§ **Prompt**: Restate every line of the material, word for word.

§ **Provided entries**:

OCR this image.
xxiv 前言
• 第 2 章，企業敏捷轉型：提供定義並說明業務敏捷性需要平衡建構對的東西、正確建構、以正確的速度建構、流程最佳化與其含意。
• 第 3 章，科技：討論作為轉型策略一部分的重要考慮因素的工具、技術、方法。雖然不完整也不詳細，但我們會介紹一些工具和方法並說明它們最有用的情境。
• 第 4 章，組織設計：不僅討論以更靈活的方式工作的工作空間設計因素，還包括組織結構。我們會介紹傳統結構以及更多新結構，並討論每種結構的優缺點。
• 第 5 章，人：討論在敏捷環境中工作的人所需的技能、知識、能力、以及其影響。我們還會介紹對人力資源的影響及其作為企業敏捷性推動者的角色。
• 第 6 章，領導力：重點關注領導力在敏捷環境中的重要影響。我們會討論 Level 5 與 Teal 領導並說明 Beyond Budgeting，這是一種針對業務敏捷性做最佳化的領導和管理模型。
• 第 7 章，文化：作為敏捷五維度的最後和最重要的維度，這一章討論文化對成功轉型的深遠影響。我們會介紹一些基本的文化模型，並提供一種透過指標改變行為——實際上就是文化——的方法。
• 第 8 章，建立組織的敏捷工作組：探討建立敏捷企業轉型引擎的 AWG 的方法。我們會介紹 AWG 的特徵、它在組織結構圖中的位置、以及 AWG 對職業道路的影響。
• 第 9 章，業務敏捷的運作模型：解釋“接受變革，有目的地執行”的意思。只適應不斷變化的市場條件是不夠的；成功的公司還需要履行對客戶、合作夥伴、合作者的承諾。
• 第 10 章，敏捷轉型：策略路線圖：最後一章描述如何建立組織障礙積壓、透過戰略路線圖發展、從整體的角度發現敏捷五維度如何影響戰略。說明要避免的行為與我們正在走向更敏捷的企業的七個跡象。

§ **Final answer**:
OCR this image.
xxiv 前言
• 第 2 章，企業敏捷轉型：提供定義並說明業務敏捷性需要平衡建構對的東西、正確建構、以正確的速度建構、流程最佳化與其含意。
• 第 3 章，科技：討論作為轉型策略一部分的重要考慮因素的工具、技術、方法。雖然不完整也不詳細，但我們會介紹一些工具和方法並說明它們最有用的情境。
• 第 4 章，組織設計：不僅討論以更靈活的方式工作的工作空間設計因素，還包括組織結構。我們會介紹傳統結構以及更多新結構，並討論每種結構的優缺點。
• 第 5 章，人：討論在敏捷環境中工作的人所需的技能、知識、能力、以及其影響。我們還會介紹對人力資源的影響及其作為企業敏捷性推動者的角色。
• 第 6 章，領導力：重點關注領導力在敏捷環境中的重要影響。我們會討論 Level 5 與 Teal 領導並說明 Beyond Budgeting，這是一種針對業務敏捷性做最佳化的領導和管理模型。
• 第 7 章，文化：作為敏捷五維度的最後和最重要的維度，這一章討論文化對成功轉型的深遠影響。我們會介紹一些基本的文化模型，並提供一種透過指標改變行為——實際上就是文化——的方法。
• 第 8 章，建立組織的敏捷工作組：探討建立敏捷企業轉型引擎的 AWG 的方法。我們會介紹 AWG 的特徵、它在組織結構圖中的位置、以及 AWG 對職業道路的影響。
• 第 9 章，業務敏捷的運作模型：解釋“接受變革，有目的地執行”的意思。只適應不斷變化的市場條件是不夠的；成功的公司還需要履行對客戶、合作夥伴、合作者的承諾。
• 第 10 章，敏捷轉型：策略路線圖：最後一章描述如何建立組織障礙積壓、透過戰略路線圖發展、從整體的角度發現敏捷五維度如何影響戰略。說明要避免的行為與我們正在走向更敏捷的企業的七個跡象。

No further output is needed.